[start]
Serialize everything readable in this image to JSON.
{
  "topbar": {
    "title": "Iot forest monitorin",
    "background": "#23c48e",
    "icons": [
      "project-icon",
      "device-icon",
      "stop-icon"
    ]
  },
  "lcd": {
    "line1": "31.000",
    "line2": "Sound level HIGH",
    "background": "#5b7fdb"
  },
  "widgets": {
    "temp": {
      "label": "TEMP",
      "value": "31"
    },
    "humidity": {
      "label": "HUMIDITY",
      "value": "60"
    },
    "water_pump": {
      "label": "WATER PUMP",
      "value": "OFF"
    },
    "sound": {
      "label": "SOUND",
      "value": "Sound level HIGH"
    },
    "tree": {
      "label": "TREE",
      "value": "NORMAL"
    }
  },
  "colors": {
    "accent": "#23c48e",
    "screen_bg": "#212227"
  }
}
[end]
SET EXERCISE: Please repeat the listing exactly, with nothing left out.

TASK OUTPUT:
Serialize everything readable in this image to JSON.
{
  "topbar": {
    "title": "Iot forest monitorin",
    "background": "#23c48e",
    "icons": [
      "project-icon",
      "device-icon",
      "stop-icon"
    ]
  },
  "lcd": {
    "line1": "31.000",
    "line2": "Sound level HIGH",
    "background": "#5b7fdb"
  },
  "widgets": {
    "temp": {
      "label": "TEMP",
      "value": "31"
    },
    "humidity": {
      "label": "HUMIDITY",
      "value": "60"
    },
    "water_pump": {
      "label": "WATER PUMP",
      "value": "OFF"
    },
    "sound": {
      "label": "SOUND",
      "value": "Sound level HIGH"
    },
    "tree": {
      "label": "TREE",
      "value": "NORMAL"
    }
  },
  "colors": {
    "accent": "#23c48e",
    "screen_bg": "#212227"
  }
}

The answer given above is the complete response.